Work to be completed: In the material below, the lines containing the word "generally" are required; copy each of them.

### Recorded information

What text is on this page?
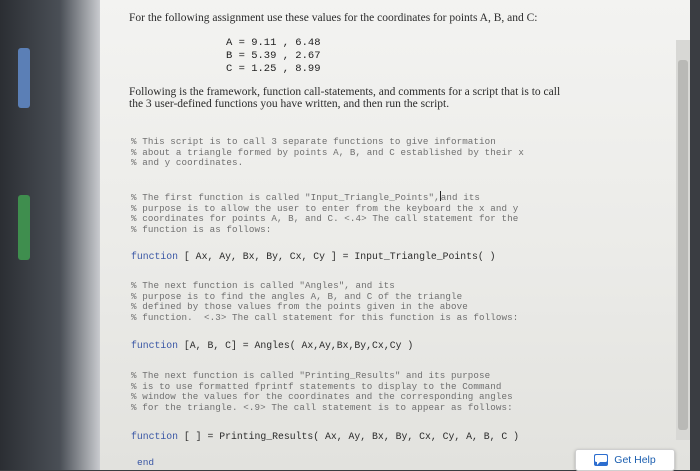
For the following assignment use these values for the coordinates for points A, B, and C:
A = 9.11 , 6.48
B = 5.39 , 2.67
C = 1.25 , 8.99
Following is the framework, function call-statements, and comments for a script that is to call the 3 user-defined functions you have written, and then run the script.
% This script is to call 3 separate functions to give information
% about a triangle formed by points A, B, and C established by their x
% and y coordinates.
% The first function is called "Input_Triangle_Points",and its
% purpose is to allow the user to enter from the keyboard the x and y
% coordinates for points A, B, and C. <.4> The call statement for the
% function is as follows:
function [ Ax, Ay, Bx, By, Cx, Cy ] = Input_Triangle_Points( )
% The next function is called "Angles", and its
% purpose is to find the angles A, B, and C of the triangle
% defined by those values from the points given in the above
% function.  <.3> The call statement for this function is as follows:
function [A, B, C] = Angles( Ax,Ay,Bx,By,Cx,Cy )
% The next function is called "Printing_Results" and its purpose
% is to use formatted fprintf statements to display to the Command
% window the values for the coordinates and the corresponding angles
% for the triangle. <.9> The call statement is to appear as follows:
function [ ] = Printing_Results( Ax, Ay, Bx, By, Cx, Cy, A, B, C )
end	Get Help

######
### Recorded information

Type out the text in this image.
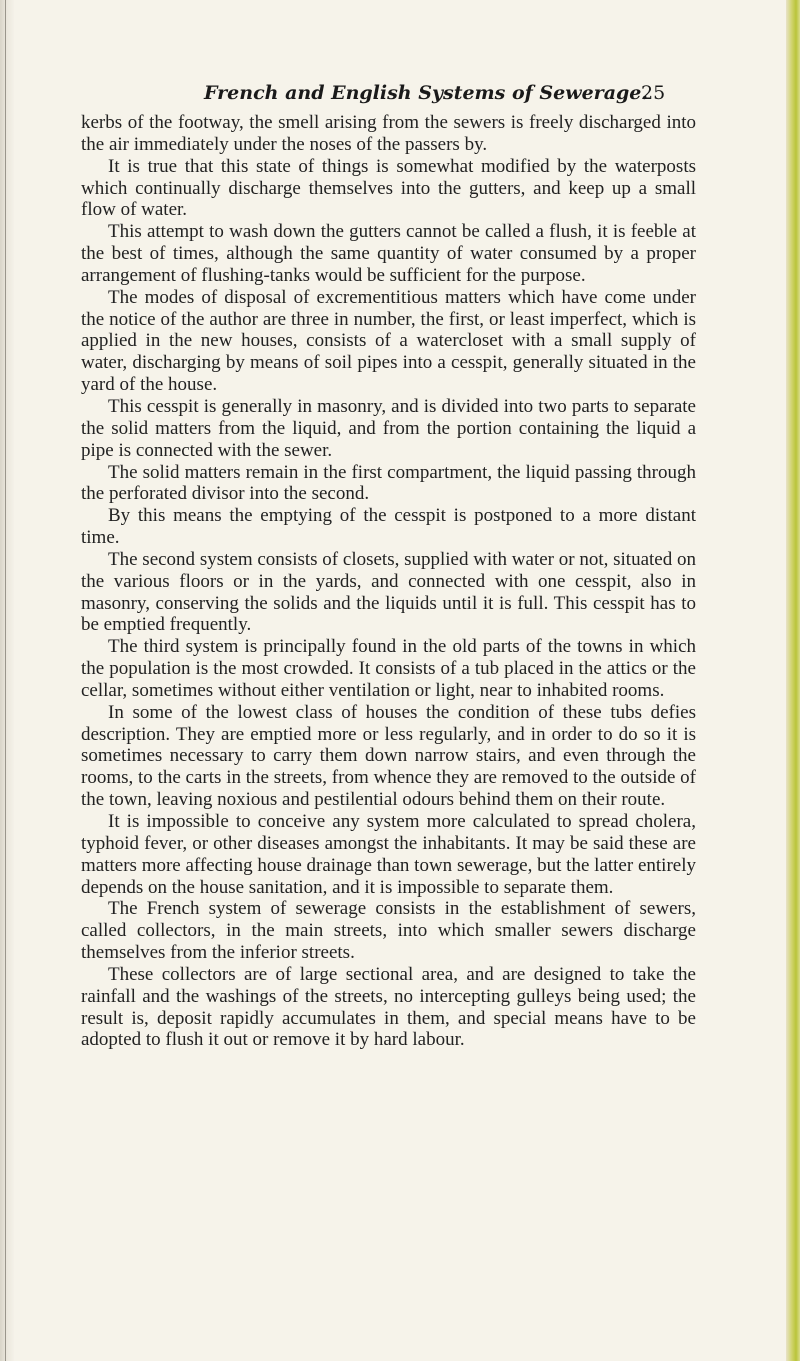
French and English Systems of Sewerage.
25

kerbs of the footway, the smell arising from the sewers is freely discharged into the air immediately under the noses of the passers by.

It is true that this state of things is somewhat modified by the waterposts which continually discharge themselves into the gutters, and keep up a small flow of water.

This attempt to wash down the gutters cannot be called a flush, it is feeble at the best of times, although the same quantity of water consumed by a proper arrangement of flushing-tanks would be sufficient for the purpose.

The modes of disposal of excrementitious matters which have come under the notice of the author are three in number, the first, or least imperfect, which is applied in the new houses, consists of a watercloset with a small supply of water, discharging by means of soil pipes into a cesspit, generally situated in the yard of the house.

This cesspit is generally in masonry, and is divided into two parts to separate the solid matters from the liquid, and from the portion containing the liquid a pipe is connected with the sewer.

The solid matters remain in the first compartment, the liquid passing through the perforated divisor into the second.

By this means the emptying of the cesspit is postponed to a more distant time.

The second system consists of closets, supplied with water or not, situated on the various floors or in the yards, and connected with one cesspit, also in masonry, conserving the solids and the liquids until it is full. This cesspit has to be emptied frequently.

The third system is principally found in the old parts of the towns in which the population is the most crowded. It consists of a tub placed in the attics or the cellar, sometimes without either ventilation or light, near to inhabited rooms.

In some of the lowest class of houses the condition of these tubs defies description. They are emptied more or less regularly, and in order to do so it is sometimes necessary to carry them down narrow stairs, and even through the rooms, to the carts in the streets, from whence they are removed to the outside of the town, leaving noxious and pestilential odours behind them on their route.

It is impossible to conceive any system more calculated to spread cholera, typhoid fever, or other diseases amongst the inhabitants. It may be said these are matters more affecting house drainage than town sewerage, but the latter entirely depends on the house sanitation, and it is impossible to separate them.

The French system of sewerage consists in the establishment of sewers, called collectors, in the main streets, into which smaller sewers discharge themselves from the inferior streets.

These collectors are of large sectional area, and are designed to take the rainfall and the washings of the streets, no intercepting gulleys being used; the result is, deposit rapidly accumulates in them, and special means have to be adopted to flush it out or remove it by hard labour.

######
### Recorded information

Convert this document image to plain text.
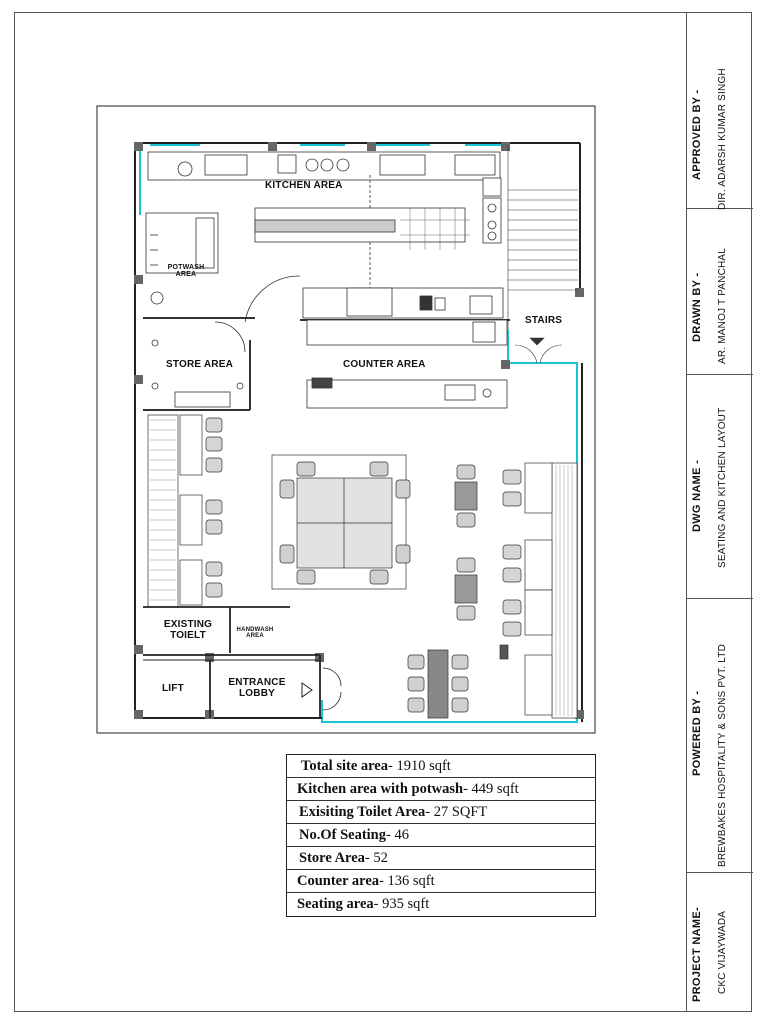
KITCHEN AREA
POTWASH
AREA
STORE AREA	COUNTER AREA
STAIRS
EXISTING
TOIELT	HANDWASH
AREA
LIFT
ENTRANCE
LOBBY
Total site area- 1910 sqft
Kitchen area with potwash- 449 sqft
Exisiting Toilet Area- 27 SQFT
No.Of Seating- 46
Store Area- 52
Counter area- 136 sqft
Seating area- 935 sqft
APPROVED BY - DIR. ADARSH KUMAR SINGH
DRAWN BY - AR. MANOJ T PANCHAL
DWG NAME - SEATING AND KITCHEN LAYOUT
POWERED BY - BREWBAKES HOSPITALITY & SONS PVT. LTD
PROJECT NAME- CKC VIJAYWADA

######

Response for this exercise:
The modes of disposal of excrementitious matters which have come under the notice of the author are three in number, the first, or least imperfect, which is applied in the new houses, consists of a watercloset with a small supply of water, discharging by means of soil pipes into a cesspit, generally situated in the yard of the house.
This cesspit is generally in masonry, and is divided into two parts to separate the solid matters from the liquid, and from the portion containing the liquid a pipe is connected with the sewer.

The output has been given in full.